**Work required**
State how many lines hold the word "bottom", with no other words.

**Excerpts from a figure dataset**

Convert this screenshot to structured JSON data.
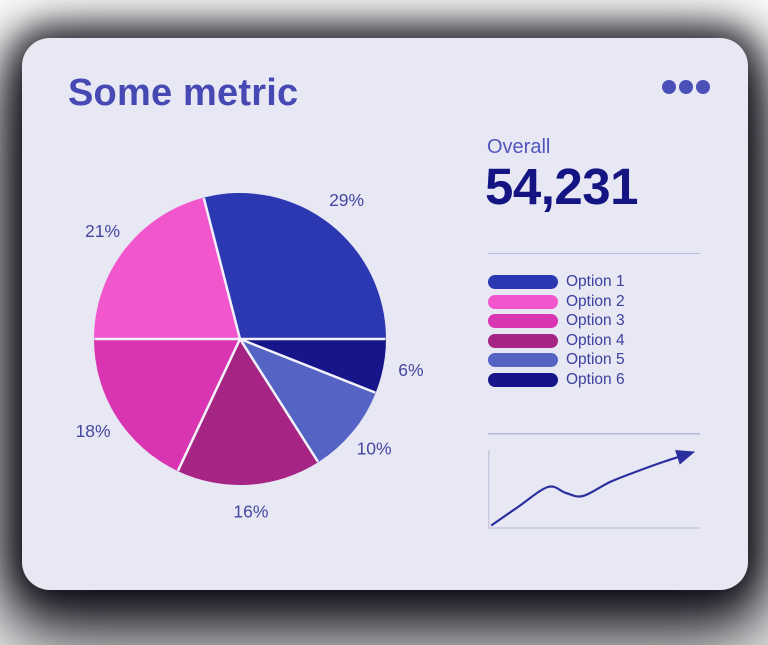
{
  "card": {
    "title": "Some metric",
    "background": "#e8e8f5"
  },
  "menu": {
    "icon": "ellipsis",
    "dot_color": "#4a50b8"
  },
  "overall": {
    "label": "Overall",
    "value": "54,231"
  },
  "chart_data": [
    {
      "type": "pie",
      "title": "Some metric",
      "slices": [
        {
          "label": "Option 1",
          "value": 29,
          "color": "#2c38b2"
        },
        {
          "label": "Option 2",
          "value": 21,
          "color": "#f156cd"
        },
        {
          "label": "Option 3",
          "value": 18,
          "color": "#d935b2"
        },
        {
          "label": "Option 4",
          "value": 16,
          "color": "#a62584"
        },
        {
          "label": "Option 5",
          "value": 10,
          "color": "#5563c5"
        },
        {
          "label": "Option 6",
          "value": 6,
          "color": "#16168a"
        }
      ],
      "value_labels": [
        "29%",
        "21%",
        "18%",
        "16%",
        "10%",
        "6%"
      ],
      "draw_sequence": [
        0,
        5,
        4,
        3,
        2,
        1
      ],
      "start_angle_deg": -14.4,
      "direction": "clockwise",
      "separator_color": "#f2f2fa",
      "label_color": "#44479f",
      "legend_position": "right"
    },
    {
      "type": "line",
      "name": "trend-sparkline",
      "color": "#2b2f9e",
      "points": [
        [
          4,
          92
        ],
        [
          30,
          74
        ],
        [
          60,
          54
        ],
        [
          78,
          60
        ],
        [
          95,
          63
        ],
        [
          122,
          49
        ],
        [
          150,
          38
        ],
        [
          175,
          29
        ],
        [
          203,
          20
        ]
      ],
      "arrow_end": true,
      "axis_color": "#c8c8e0",
      "divider_color": "#b9badd",
      "xlabel": "",
      "ylabel": "",
      "tick_labels": "none",
      "grid": false
    }
  ]
}
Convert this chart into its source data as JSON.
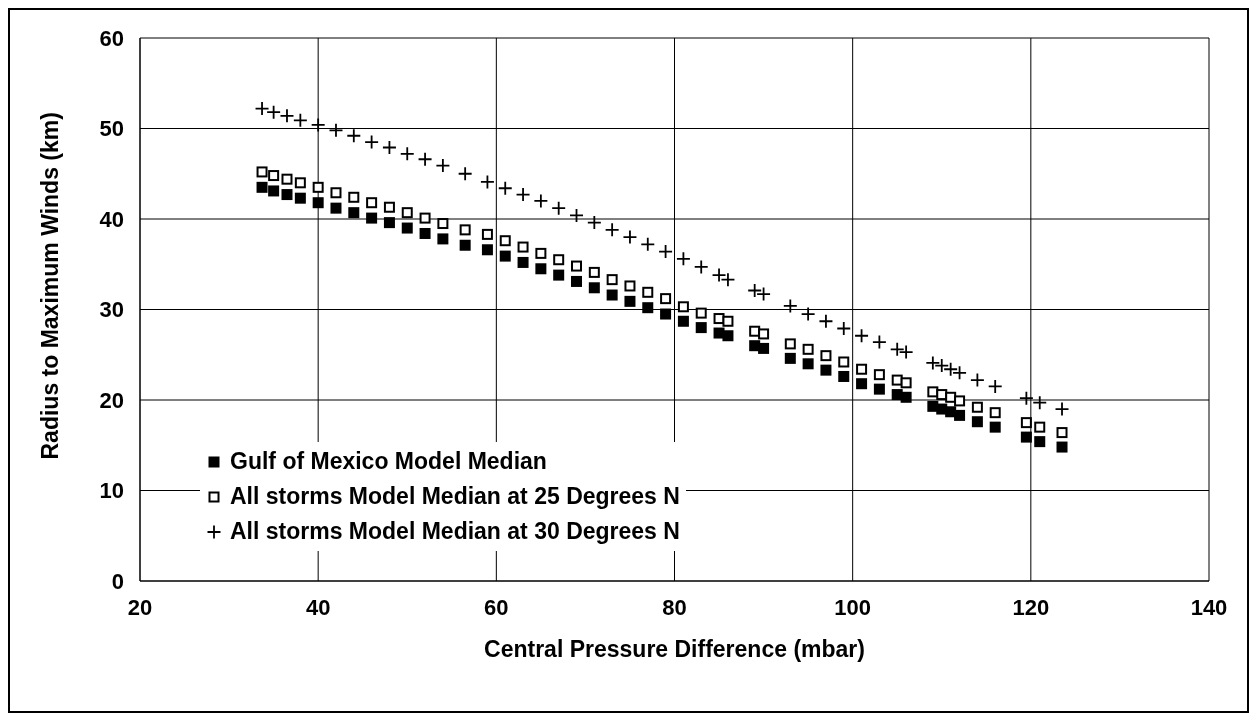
{
  "chart_data": {
    "type": "scatter",
    "xlabel": "Central Pressure Difference (mbar)",
    "ylabel": "Radius to Maximum Winds (km)",
    "x": [
      33.7,
      35,
      36.5,
      38,
      40,
      42,
      44,
      46,
      48,
      50,
      52,
      54,
      56.5,
      59,
      61,
      63,
      65,
      67,
      69,
      71,
      73,
      75,
      77,
      79,
      81,
      83,
      85,
      86,
      89,
      90,
      93,
      95,
      97,
      99,
      101,
      103,
      105,
      106,
      109,
      110,
      111,
      112,
      114,
      116,
      119.5,
      121,
      123.5
    ],
    "series": [
      {
        "name": "Gulf of Mexico Model Median",
        "color": "#000000",
        "marker": "square",
        "values": [
          43.5,
          43.1,
          42.7,
          42.3,
          41.8,
          41.2,
          40.7,
          40.1,
          39.6,
          39.0,
          38.4,
          37.8,
          37.1,
          36.6,
          35.9,
          35.2,
          34.5,
          33.8,
          33.1,
          32.4,
          31.6,
          30.9,
          30.2,
          29.5,
          28.7,
          28.0,
          27.4,
          27.1,
          26.0,
          25.7,
          24.6,
          24.0,
          23.3,
          22.6,
          21.8,
          21.2,
          20.6,
          20.3,
          19.3,
          19.0,
          18.7,
          18.3,
          17.6,
          17.0,
          15.9,
          15.4,
          14.8
        ]
      },
      {
        "name": "All storms Model Median at 25 Degrees N",
        "color": "#000000",
        "marker": "square",
        "values": [
          45.2,
          44.8,
          44.4,
          44.0,
          43.5,
          42.9,
          42.4,
          41.8,
          41.3,
          40.7,
          40.1,
          39.5,
          38.8,
          38.3,
          37.6,
          36.9,
          36.2,
          35.5,
          34.8,
          34.1,
          33.3,
          32.6,
          31.9,
          31.2,
          30.3,
          29.6,
          29.0,
          28.7,
          27.6,
          27.3,
          26.2,
          25.6,
          24.9,
          24.2,
          23.4,
          22.8,
          22.2,
          21.9,
          20.9,
          20.6,
          20.3,
          19.9,
          19.2,
          18.6,
          17.5,
          17.0,
          16.4
        ]
      },
      {
        "name": "All storms Model Median at 30 Degrees N",
        "color": "#000000",
        "marker": "cross",
        "values": [
          52.2,
          51.8,
          51.4,
          50.9,
          50.4,
          49.8,
          49.2,
          48.5,
          47.9,
          47.2,
          46.6,
          45.9,
          45.0,
          44.1,
          43.4,
          42.7,
          42.0,
          41.2,
          40.4,
          39.6,
          38.8,
          38.0,
          37.2,
          36.4,
          35.6,
          34.7,
          33.8,
          33.3,
          32.1,
          31.7,
          30.4,
          29.5,
          28.7,
          27.9,
          27.1,
          26.4,
          25.6,
          25.3,
          24.1,
          23.8,
          23.4,
          23.0,
          22.2,
          21.5,
          20.2,
          19.7,
          19.0
        ]
      }
    ],
    "xlim": [
      20,
      140
    ],
    "xticks": [
      20,
      40,
      60,
      80,
      100,
      120,
      140
    ],
    "ylim": [
      0,
      60
    ],
    "yticks": [
      0,
      10,
      20,
      30,
      40,
      50,
      60
    ],
    "grid": true,
    "legend": "bottom left"
  }
}
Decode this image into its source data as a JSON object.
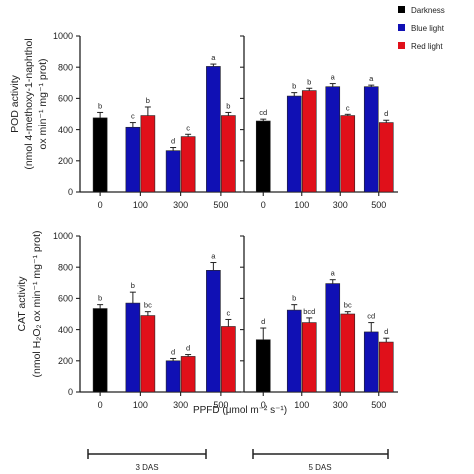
{
  "legend": [
    {
      "label": "Darkness",
      "color": "#000000"
    },
    {
      "label": "Blue light",
      "color": "#1010b4"
    },
    {
      "label": "Red light",
      "color": "#e0101a"
    }
  ],
  "xlabel": "PPFD (μmol m⁻² s⁻¹)",
  "das_labels": [
    "3 DAS",
    "5 DAS"
  ],
  "chart_data": [
    {
      "type": "bar",
      "panel": "top-left",
      "ylabel_lines": [
        "POD activity",
        "(nmol 4-methoxy-1-naphthol",
        "ox min⁻¹ mg⁻¹ prot)"
      ],
      "ylim": [
        0,
        1000
      ],
      "yticks": [
        0,
        200,
        400,
        600,
        800,
        1000
      ],
      "categories": [
        "0",
        "100",
        "300",
        "500"
      ],
      "bars": [
        {
          "cat": "0",
          "series": "Darkness",
          "value": 475,
          "error": 35,
          "label": "b"
        },
        {
          "cat": "100",
          "series": "Blue light",
          "value": 415,
          "error": 30,
          "label": "c"
        },
        {
          "cat": "100",
          "series": "Red light",
          "value": 490,
          "error": 55,
          "label": "b"
        },
        {
          "cat": "300",
          "series": "Blue light",
          "value": 265,
          "error": 20,
          "label": "d"
        },
        {
          "cat": "300",
          "series": "Red light",
          "value": 355,
          "error": 15,
          "label": "c"
        },
        {
          "cat": "500",
          "series": "Blue light",
          "value": 805,
          "error": 15,
          "label": "a"
        },
        {
          "cat": "500",
          "series": "Red light",
          "value": 490,
          "error": 20,
          "label": "b"
        }
      ]
    },
    {
      "type": "bar",
      "panel": "top-right",
      "ylim": [
        0,
        1000
      ],
      "yticks": [
        0,
        200,
        400,
        600,
        800,
        1000
      ],
      "categories": [
        "0",
        "100",
        "300",
        "500"
      ],
      "bars": [
        {
          "cat": "0",
          "series": "Darkness",
          "value": 455,
          "error": 12,
          "label": "cd"
        },
        {
          "cat": "100",
          "series": "Blue light",
          "value": 615,
          "error": 22,
          "label": "b"
        },
        {
          "cat": "100",
          "series": "Red light",
          "value": 650,
          "error": 15,
          "label": "b"
        },
        {
          "cat": "300",
          "series": "Blue light",
          "value": 675,
          "error": 20,
          "label": "a"
        },
        {
          "cat": "300",
          "series": "Red light",
          "value": 490,
          "error": 8,
          "label": "c"
        },
        {
          "cat": "500",
          "series": "Blue light",
          "value": 675,
          "error": 10,
          "label": "a"
        },
        {
          "cat": "500",
          "series": "Red light",
          "value": 445,
          "error": 15,
          "label": "d"
        }
      ]
    },
    {
      "type": "bar",
      "panel": "bottom-left",
      "ylabel_lines": [
        "CAT activity",
        "(nmol H₂O₂ ox min⁻¹ mg⁻¹ prot)"
      ],
      "ylim": [
        0,
        1000
      ],
      "yticks": [
        0,
        200,
        400,
        600,
        800,
        1000
      ],
      "categories": [
        "0",
        "100",
        "300",
        "500"
      ],
      "bars": [
        {
          "cat": "0",
          "series": "Darkness",
          "value": 535,
          "error": 25,
          "label": "b"
        },
        {
          "cat": "100",
          "series": "Blue light",
          "value": 570,
          "error": 70,
          "label": "b"
        },
        {
          "cat": "100",
          "series": "Red light",
          "value": 490,
          "error": 25,
          "label": "bc"
        },
        {
          "cat": "300",
          "series": "Blue light",
          "value": 200,
          "error": 15,
          "label": "d"
        },
        {
          "cat": "300",
          "series": "Red light",
          "value": 228,
          "error": 12,
          "label": "d"
        },
        {
          "cat": "500",
          "series": "Blue light",
          "value": 780,
          "error": 50,
          "label": "a"
        },
        {
          "cat": "500",
          "series": "Red light",
          "value": 420,
          "error": 45,
          "label": "c"
        }
      ]
    },
    {
      "type": "bar",
      "panel": "bottom-right",
      "ylim": [
        0,
        1000
      ],
      "yticks": [
        0,
        200,
        400,
        600,
        800,
        1000
      ],
      "categories": [
        "0",
        "100",
        "300",
        "500"
      ],
      "bars": [
        {
          "cat": "0",
          "series": "Darkness",
          "value": 335,
          "error": 75,
          "label": "d"
        },
        {
          "cat": "100",
          "series": "Blue light",
          "value": 525,
          "error": 35,
          "label": "b"
        },
        {
          "cat": "100",
          "series": "Red light",
          "value": 445,
          "error": 30,
          "label": "bcd"
        },
        {
          "cat": "300",
          "series": "Blue light",
          "value": 695,
          "error": 25,
          "label": "a"
        },
        {
          "cat": "300",
          "series": "Red light",
          "value": 500,
          "error": 15,
          "label": "bc"
        },
        {
          "cat": "500",
          "series": "Blue light",
          "value": 385,
          "error": 60,
          "label": "cd"
        },
        {
          "cat": "500",
          "series": "Red light",
          "value": 320,
          "error": 25,
          "label": "d"
        }
      ]
    }
  ]
}
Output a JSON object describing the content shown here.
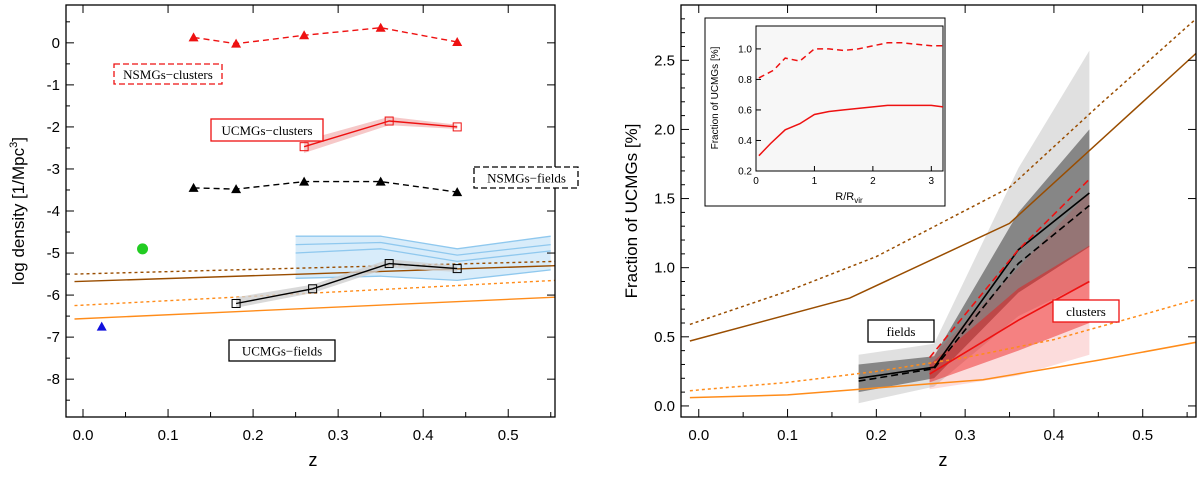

**Result of this task**
3